#### [REQUIREMENTS]
Copy all lines of the listing that include the string "JSON".

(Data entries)
_____

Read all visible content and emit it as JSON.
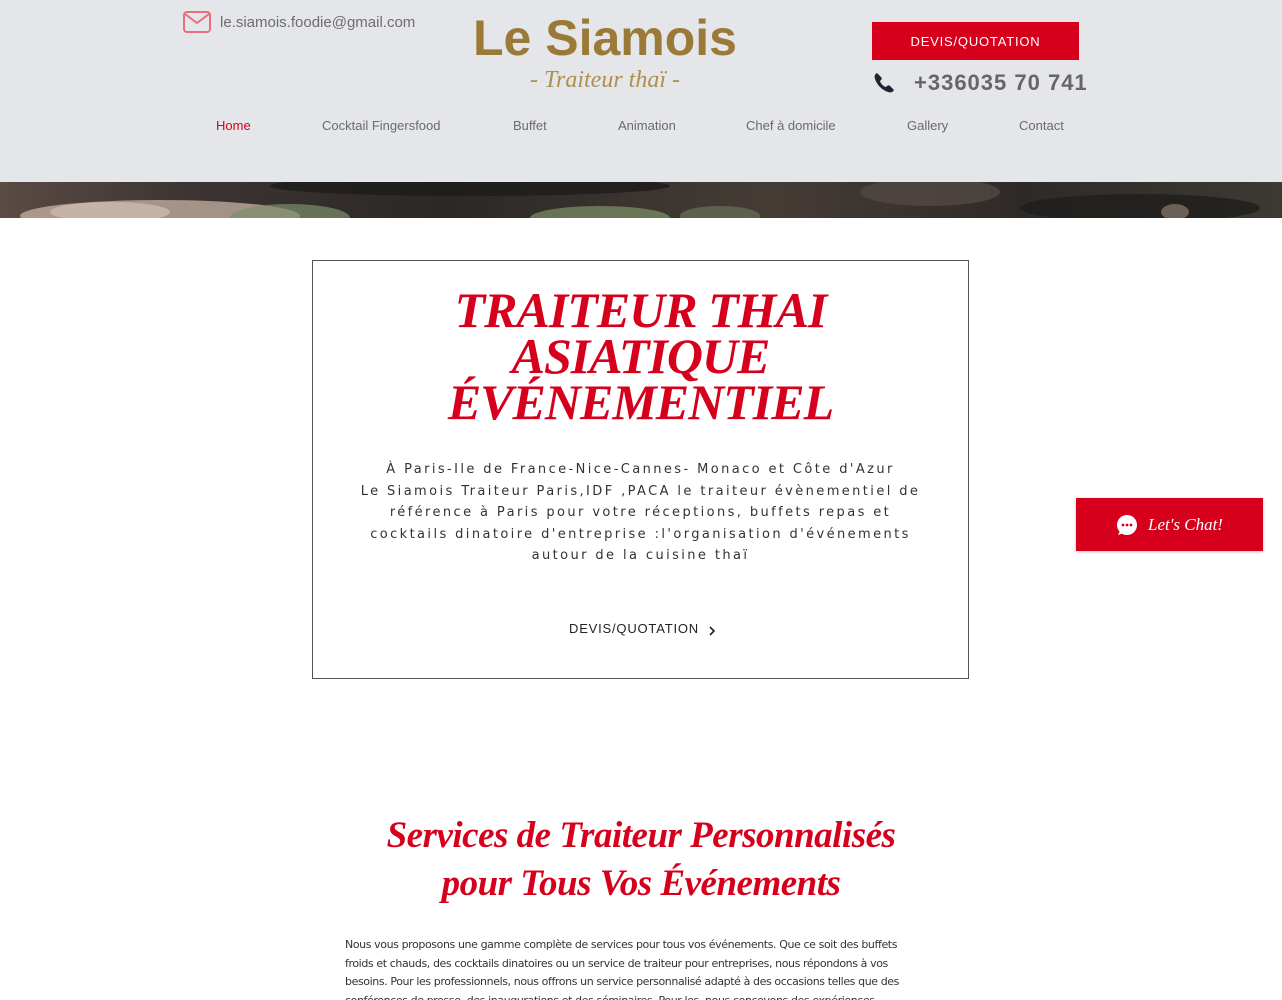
{
  "header": {
    "email": "le.siamois.foodie@gmail.com",
    "logo_main": "Le Siamois",
    "logo_sub": "- Traiteur thaï -",
    "quote_button": "DEVIS/QUOTATION",
    "phone": "+336035 70 741",
    "colors": {
      "background": "#e4e6e9",
      "accent": "#d6001c",
      "gold": "#9b7a37"
    }
  },
  "nav": {
    "items": [
      {
        "label": "Home",
        "active": true
      },
      {
        "label": "Cocktail Fingersfood"
      },
      {
        "label": "Buffet"
      },
      {
        "label": "Animation"
      },
      {
        "label": "Chef à domicile"
      },
      {
        "label": "Gallery"
      },
      {
        "label": "Contact"
      }
    ]
  },
  "hero": {
    "title_lines": [
      "TRAITEUR THAI",
      "ASIATIQUE",
      "ÉVÉNEMENTIEL"
    ],
    "description_lines": [
      "À Paris-Ile de France-Nice-Cannes- Monaco et Côte d'Azur",
      "Le Siamois Traiteur Paris,IDF ,PACA le traiteur évènementiel de",
      "référence à Paris pour votre réceptions, buffets repas et",
      "cocktails dinatoire  d'entreprise :l'organisation d'événements",
      "autour de la cuisine thaï"
    ],
    "link_label": "DEVIS/QUOTATION"
  },
  "chat": {
    "label": "Let's Chat!"
  },
  "services": {
    "title_lines": [
      "Services de Traiteur Personnalisés",
      "pour Tous Vos Événements"
    ],
    "text_lines": [
      "Nous vous proposons une gamme complète de services pour tous vos événements. Que ce soit des buffets",
      "froids et chauds, des cocktails dinatoires ou un service de traiteur pour entreprises, nous répondons à vos",
      "besoins. Pour les professionnels, nous offrons un service personnalisé adapté à des occasions telles que des",
      "conférences de presse, des inaugurations et des séminaires. Pour les, nous concevons des expériences"
    ]
  }
}
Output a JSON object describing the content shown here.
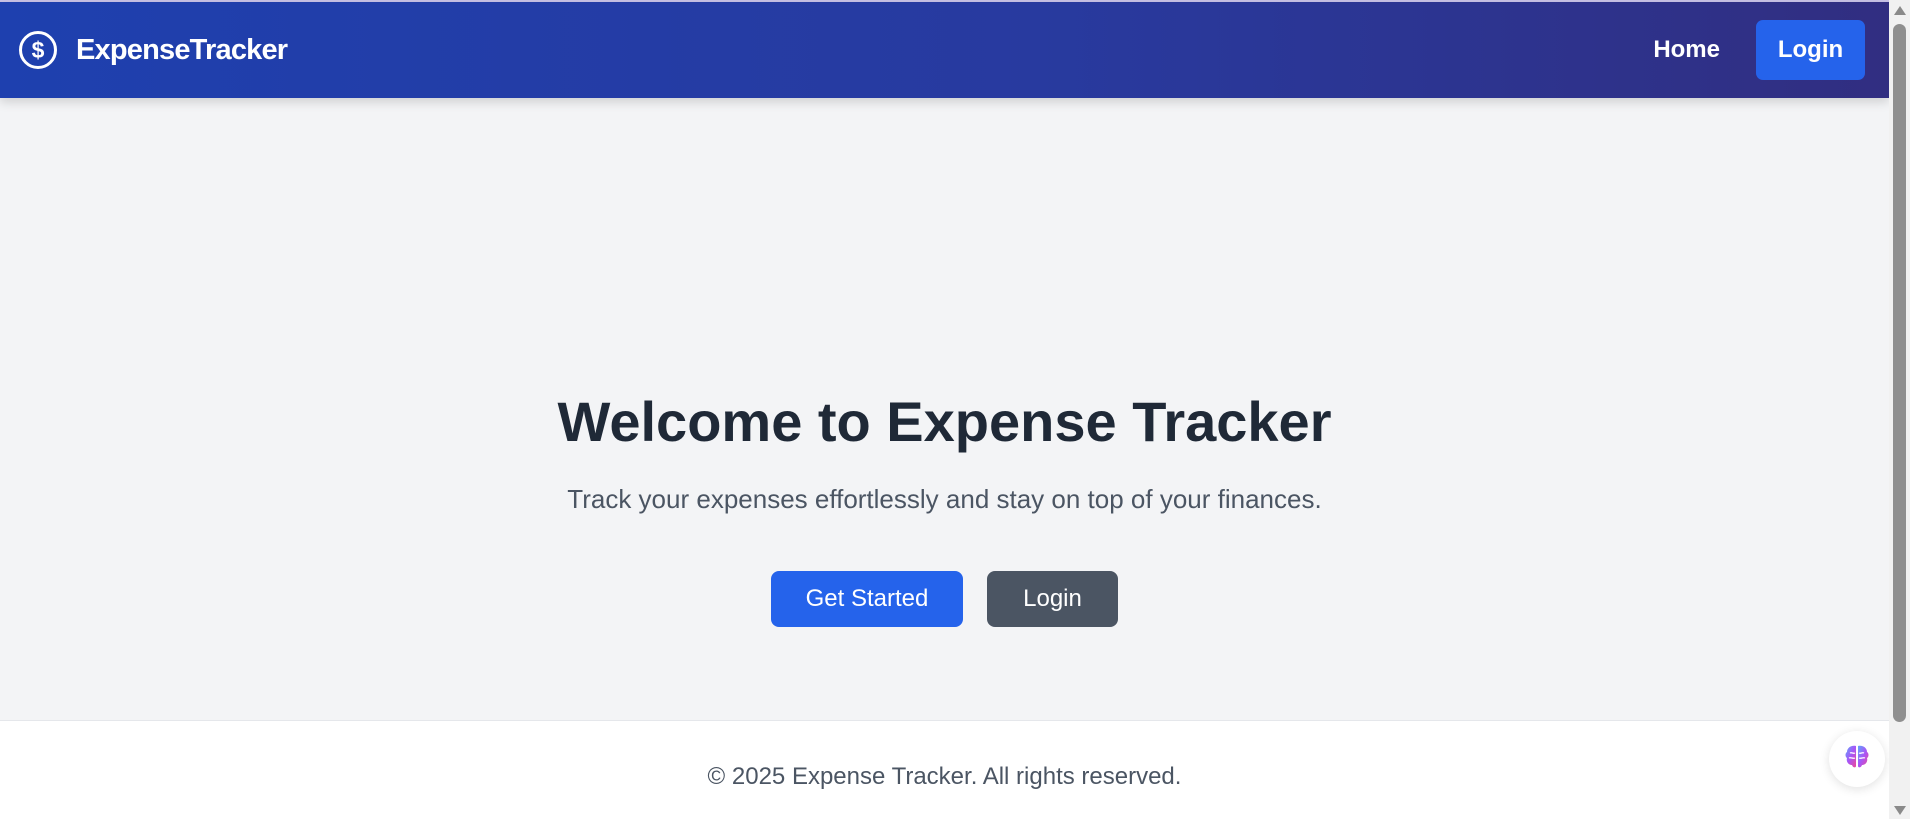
{
  "header": {
    "brand_name": "ExpenseTracker",
    "brand_icon": "dollar-circle-icon",
    "nav_home": "Home",
    "nav_login": "Login"
  },
  "hero": {
    "title": "Welcome to Expense Tracker",
    "subtitle": "Track your expenses effortlessly and stay on top of your finances.",
    "primary_button": "Get Started",
    "secondary_button": "Login"
  },
  "footer": {
    "copyright": "© 2025 Expense Tracker. All rights reserved."
  },
  "widget": {
    "icon": "brain-icon"
  },
  "colors": {
    "header_gradient_start": "#1e40af",
    "header_gradient_end": "#312e81",
    "accent": "#2563eb",
    "secondary_button": "#4b5563",
    "background": "#f3f4f6",
    "title_text": "#1f2937"
  }
}
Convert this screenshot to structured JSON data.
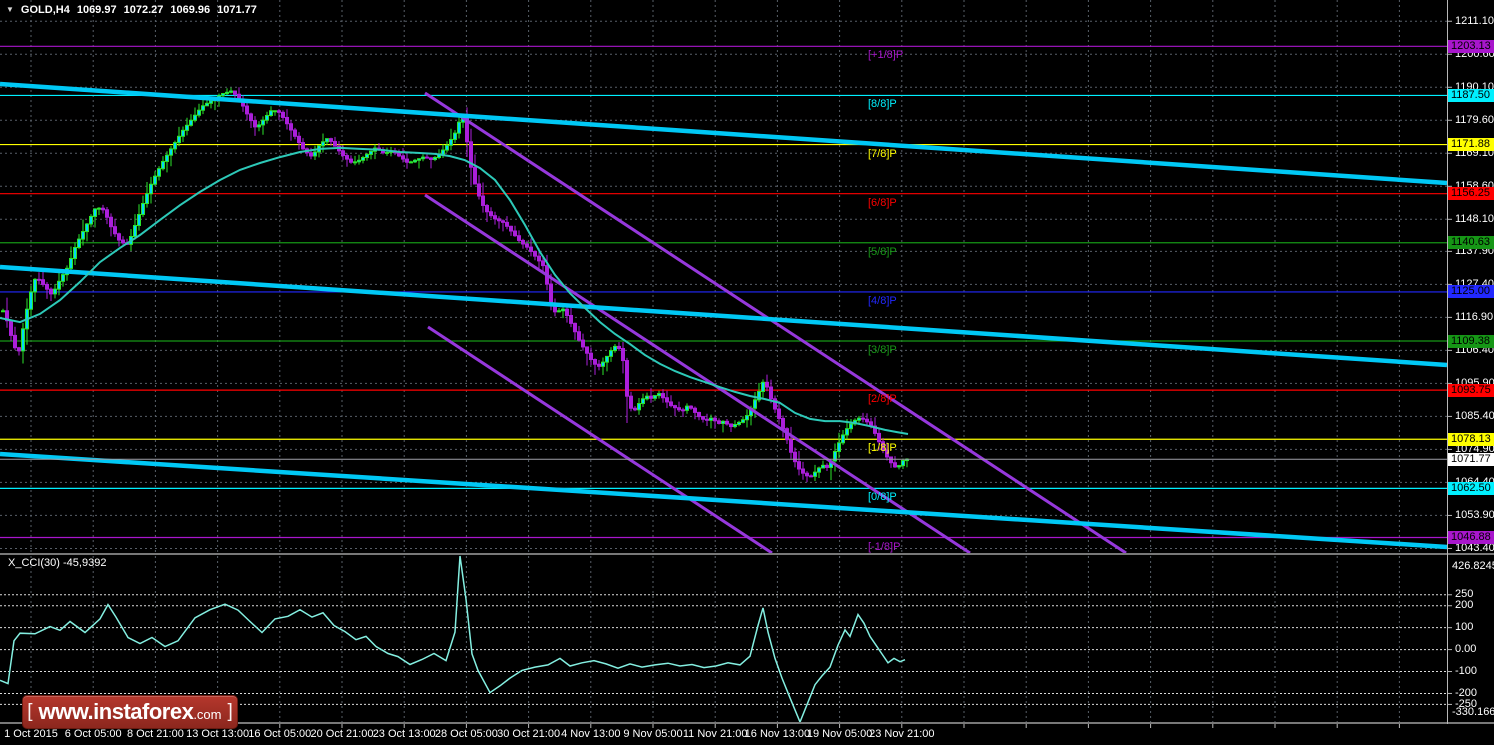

_____

#### [CORRECT RESULT]
Read all visible content and emit it as JSON.
Output a JSON object describing the content shown here.
Convert this screenshot to structured JSON data.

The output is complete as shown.